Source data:

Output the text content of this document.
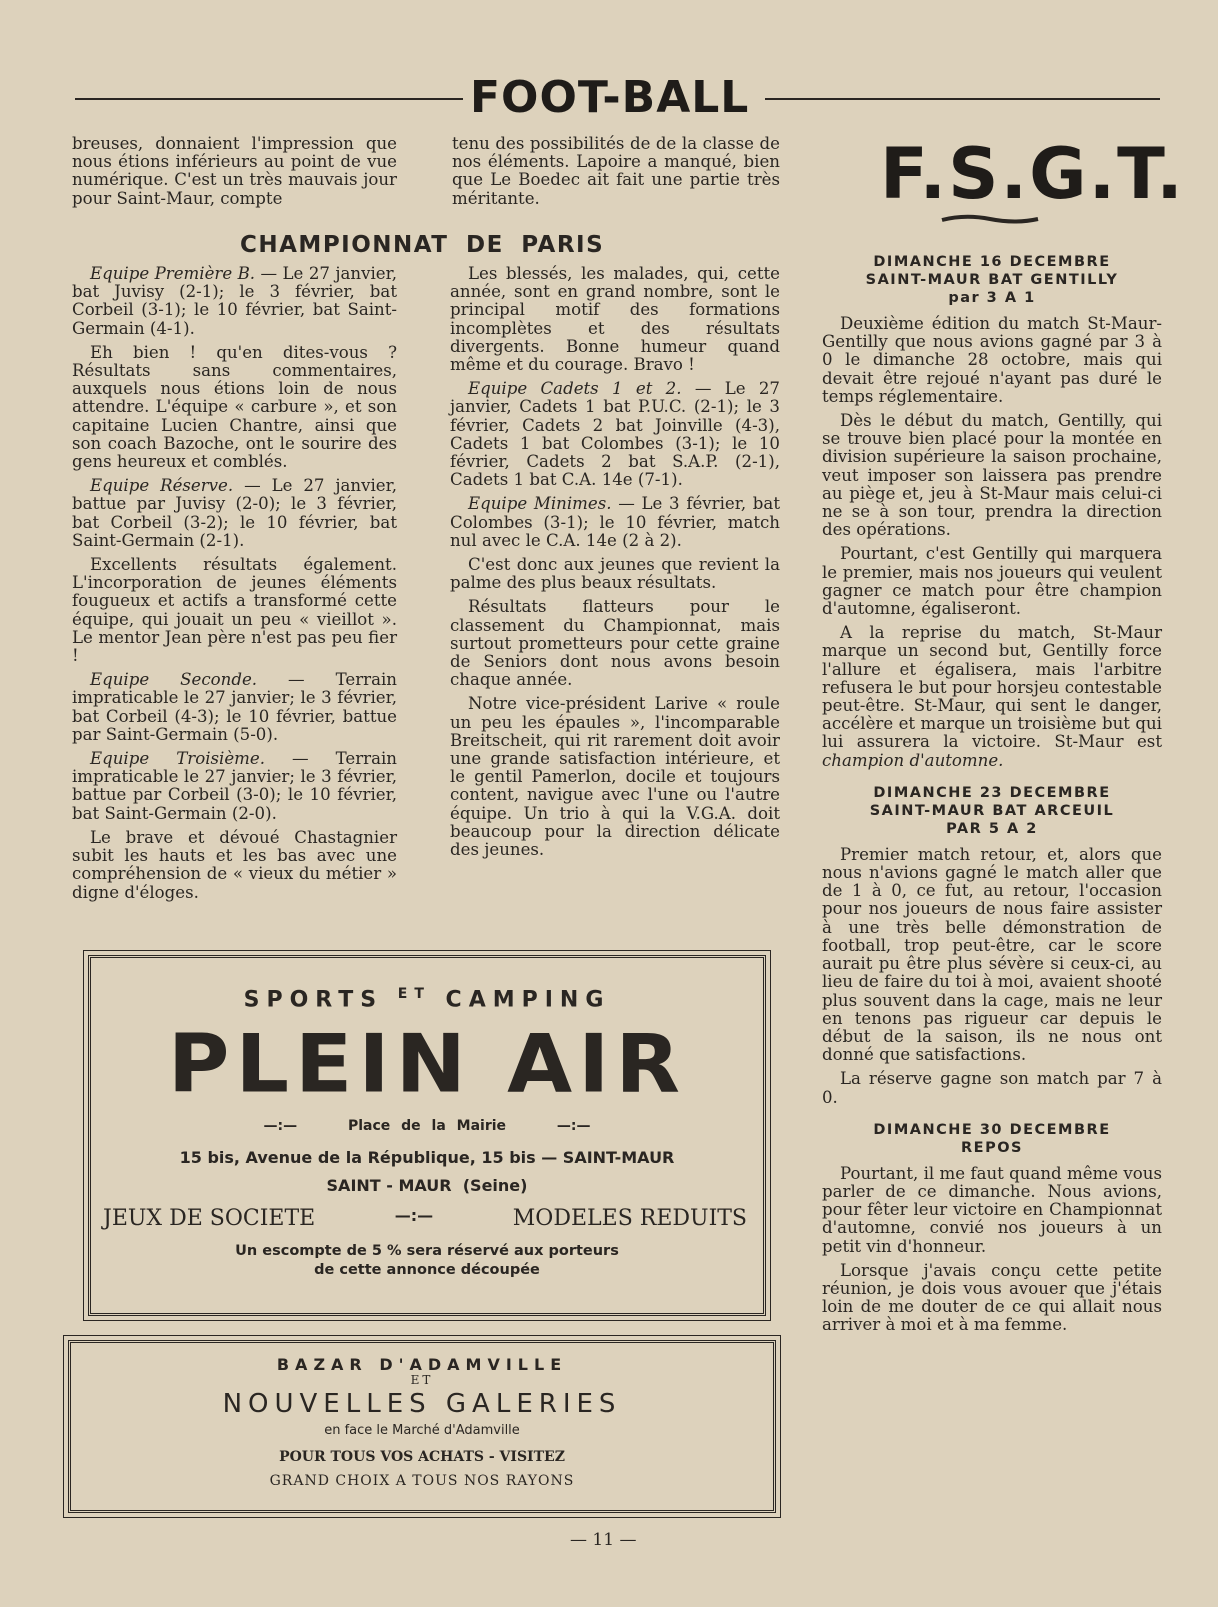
FOOT-BALL
breuses, donnaient l'impression que nous étions inférieurs au point de vue numérique. C'est un très mauvais jour pour Saint-Maur, compte
tenu des possibilités de de la classe de nos éléments. Lapoire a manqué, bien que Le Boedec ait fait une partie très méritante.
CHAMPIONNAT DE PARIS

Equipe Première B. — Le 27 janvier, bat Juvisy (2-1); le 3 février, bat Corbeil (3-1); le 10 février, bat Saint-Germain (4-1).

Eh bien ! qu'en dites-vous ? Résultats sans commentaires, auxquels nous étions loin de nous attendre. L'équipe « carbure », et son capitaine Lucien Chantre, ainsi que son coach Bazoche, ont le sourire des gens heureux et comblés.

Equipe Réserve. — Le 27 janvier, battue par Juvisy (2-0); le 3 février, bat Corbeil (3-2); le 10 février, bat Saint-Germain (2-1).

Excellents résultats également. L'incorporation de jeunes éléments fougueux et actifs a transformé cette équipe, qui jouait un peu « vieillot ». Le mentor Jean père n'est pas peu fier !

Equipe Seconde. — Terrain impraticable le 27 janvier; le 3 février, bat Corbeil (4-3); le 10 février, battue par Saint-Germain (5-0).

Equipe Troisième. — Terrain impraticable le 27 janvier; le 3 février, battue par Corbeil (3-0); le 10 février, bat Saint-Germain (2-0).

Le brave et dévoué Chastagnier subit les hauts et les bas avec une compréhension de « vieux du métier » digne d'éloges.

Les blessés, les malades, qui, cette année, sont en grand nombre, sont le principal motif des formations incomplètes et des résultats divergents. Bonne humeur quand même et du courage. Bravo !

Equipe Cadets 1 et 2. — Le 27 janvier, Cadets 1 bat P.U.C. (2-1); le 3 février, Cadets 2 bat Joinville (4-3), Cadets 1 bat Colombes (3-1); le 10 février, Cadets 2 bat S.A.P. (2-1), Cadets 1 bat C.A. 14e (7-1).

Equipe Minimes. — Le 3 février, bat Colombes (3-1); le 10 février, match nul avec le C.A. 14e (2 à 2).

C'est donc aux jeunes que revient la palme des plus beaux résultats.

Résultats flatteurs pour le classement du Championnat, mais surtout prometteurs pour cette graine de Seniors dont nous avons besoin chaque année.

Notre vice-président Larive « roule un peu les épaules », l'incomparable Breitscheit, qui rit rarement doit avoir une grande satisfaction intérieure, et le gentil Pamerlon, docile et toujours content, navigue avec l'une ou l'autre équipe. Un trio à qui la V.G.A. doit beaucoup pour la direction délicate des jeunes.

F.S.G.T.
DIMANCHE 16 DECEMBRE
SAINT-MAUR BAT GENTILLY
par 3 A 1

Deuxième édition du match St-Maur-Gentilly que nous avions gagné par 3 à 0 le dimanche 28 octobre, mais qui devait être rejoué n'ayant pas duré le temps réglementaire.

Dès le début du match, Gentilly, qui se trouve bien placé pour la montée en division supérieure la saison prochaine, veut imposer son laissera pas prendre au piège et, jeu à St-Maur mais celui-ci ne se à son tour, prendra la direction des opérations.

Pourtant, c'est Gentilly qui marquera le premier, mais nos joueurs qui veulent gagner ce match pour être champion d'automne, égaliseront.

A la reprise du match, St-Maur marque un second but, Gentilly force l'allure et égalisera, mais l'arbitre refusera le but pour horsjeu contestable peut-être. St-Maur, qui sent le danger, accélère et marque un troisième but qui lui assurera la victoire. St-Maur est champion d'automne.

DIMANCHE 23 DECEMBRE
SAINT-MAUR BAT ARCEUIL
PAR 5 A 2

Premier match retour, et, alors que nous n'avions gagné le match aller que de 1 à 0, ce fut, au retour, l'occasion pour nos joueurs de nous faire assister à une très belle démonstration de football, trop peut-être, car le score aurait pu être plus sévère si ceux-ci, au lieu de faire du toi à moi, avaient shooté plus souvent dans la cage, mais ne leur en tenons pas rigueur car depuis le début de la saison, ils ne nous ont donné que satisfactions.

La réserve gagne son match par 7 à 0.

DIMANCHE 30 DECEMBRE
REPOS

Pourtant, il me faut quand même vous parler de ce dimanche. Nous avions, pour fêter leur victoire en Championnat d'automne, convié nos joueurs à un petit vin d'honneur.

Lorsque j'avais conçu cette petite réunion, je dois vous avouer que j'étais loin de me douter de ce qui allait nous arriver à moi et à ma femme.

SPORTS $^{ET}$ CAMPING
PLEIN AIR
—:—	Place de la Mairie	—:—
15 bis, Avenue de la République, 15 bis — SAINT-MAUR
SAINT - MAUR  (Seine)
JEUX DE SOCIETE	—:—	MODELES REDUITS
Un escompte de 5 % sera réservé aux porteurs
de cette annonce découpée
BAZAR D'ADAMVILLE
ET
NOUVELLES GALERIES
en face le Marché d'Adamville
POUR TOUS VOS ACHATS - VISITEZ
GRAND CHOIX A TOUS NOS RAYONS
— 11 —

EXERCISE REQUIREMENTS: Drop the images and repeat the data exactly.

COMPLETED TASK:
Output the text content of this document.
FOOT-BALL
breuses, donnaient l'impression que nous étions inférieurs au point de vue numérique. C'est un très mauvais jour pour Saint-Maur, compte
tenu des possibilités de de la classe de nos éléments. Lapoire a manqué, bien que Le Boedec ait fait une partie très méritante.
CHAMPIONNAT DE PARIS

Equipe Première B. — Le 27 janvier, bat Juvisy (2-1); le 3 février, bat Corbeil (3-1); le 10 février, bat Saint-Germain (4-1).

Eh bien ! qu'en dites-vous ? Résultats sans commentaires, auxquels nous étions loin de nous attendre. L'équipe « carbure », et son capitaine Lucien Chantre, ainsi que son coach Bazoche, ont le sourire des gens heureux et comblés.

Equipe Réserve. — Le 27 janvier, battue par Juvisy (2-0); le 3 février, bat Corbeil (3-2); le 10 février, bat Saint-Germain (2-1).

Excellents résultats également. L'incorporation de jeunes éléments fougueux et actifs a transformé cette équipe, qui jouait un peu « vieillot ». Le mentor Jean père n'est pas peu fier !

Equipe Seconde. — Terrain impraticable le 27 janvier; le 3 février, bat Corbeil (4-3); le 10 février, battue par Saint-Germain (5-0).

Equipe Troisième. — Terrain impraticable le 27 janvier; le 3 février, battue par Corbeil (3-0); le 10 février, bat Saint-Germain (2-0).

Le brave et dévoué Chastagnier subit les hauts et les bas avec une compréhension de « vieux du métier » digne d'éloges.

Les blessés, les malades, qui, cette année, sont en grand nombre, sont le principal motif des formations incomplètes et des résultats divergents. Bonne humeur quand même et du courage. Bravo !

Equipe Cadets 1 et 2. — Le 27 janvier, Cadets 1 bat P.U.C. (2-1); le 3 février, Cadets 2 bat Joinville (4-3), Cadets 1 bat Colombes (3-1); le 10 février, Cadets 2 bat S.A.P. (2-1), Cadets 1 bat C.A. 14e (7-1).

Equipe Minimes. — Le 3 février, bat Colombes (3-1); le 10 février, match nul avec le C.A. 14e (2 à 2).

C'est donc aux jeunes que revient la palme des plus beaux résultats.

Résultats flatteurs pour le classement du Championnat, mais surtout prometteurs pour cette graine de Seniors dont nous avons besoin chaque année.

Notre vice-président Larive « roule un peu les épaules », l'incomparable Breitscheit, qui rit rarement doit avoir une grande satisfaction intérieure, et le gentil Pamerlon, docile et toujours content, navigue avec l'une ou l'autre équipe. Un trio à qui la V.G.A. doit beaucoup pour la direction délicate des jeunes.

F.S.G.T.
DIMANCHE 16 DECEMBRE
SAINT-MAUR BAT GENTILLY
par 3 A 1

Deuxième édition du match St-Maur-Gentilly que nous avions gagné par 3 à 0 le dimanche 28 octobre, mais qui devait être rejoué n'ayant pas duré le temps réglementaire.

Dès le début du match, Gentilly, qui se trouve bien placé pour la montée en division supérieure la saison prochaine, veut imposer son laissera pas prendre au piège et, jeu à St-Maur mais celui-ci ne se à son tour, prendra la direction des opérations.

Pourtant, c'est Gentilly qui marquera le premier, mais nos joueurs qui veulent gagner ce match pour être champion d'automne, égaliseront.

A la reprise du match, St-Maur marque un second but, Gentilly force l'allure et égalisera, mais l'arbitre refusera le but pour horsjeu contestable peut-être. St-Maur, qui sent le danger, accélère et marque un troisième but qui lui assurera la victoire. St-Maur est champion d'automne.

DIMANCHE 23 DECEMBRE
SAINT-MAUR BAT ARCEUIL
PAR 5 A 2

Premier match retour, et, alors que nous n'avions gagné le match aller que de 1 à 0, ce fut, au retour, l'occasion pour nos joueurs de nous faire assister à une très belle démonstration de football, trop peut-être, car le score aurait pu être plus sévère si ceux-ci, au lieu de faire du toi à moi, avaient shooté plus souvent dans la cage, mais ne leur en tenons pas rigueur car depuis le début de la saison, ils ne nous ont donné que satisfactions.

La réserve gagne son match par 7 à 0.

DIMANCHE 30 DECEMBRE
REPOS

Pourtant, il me faut quand même vous parler de ce dimanche. Nous avions, pour fêter leur victoire en Championnat d'automne, convié nos joueurs à un petit vin d'honneur.

Lorsque j'avais conçu cette petite réunion, je dois vous avouer que j'étais loin de me douter de ce qui allait nous arriver à moi et à ma femme.

SPORTS $^{ET}$ CAMPING
PLEIN AIR
—:—	Place de la Mairie	—:—
15 bis, Avenue de la République, 15 bis — SAINT-MAUR
SAINT - MAUR  (Seine)
JEUX DE SOCIETE	—:—	MODELES REDUITS
Un escompte de 5 % sera réservé aux porteurs
de cette annonce découpée
BAZAR D'ADAMVILLE
ET
NOUVELLES GALERIES
en face le Marché d'Adamville
POUR TOUS VOS ACHATS - VISITEZ
GRAND CHOIX A TOUS NOS RAYONS
— 11 —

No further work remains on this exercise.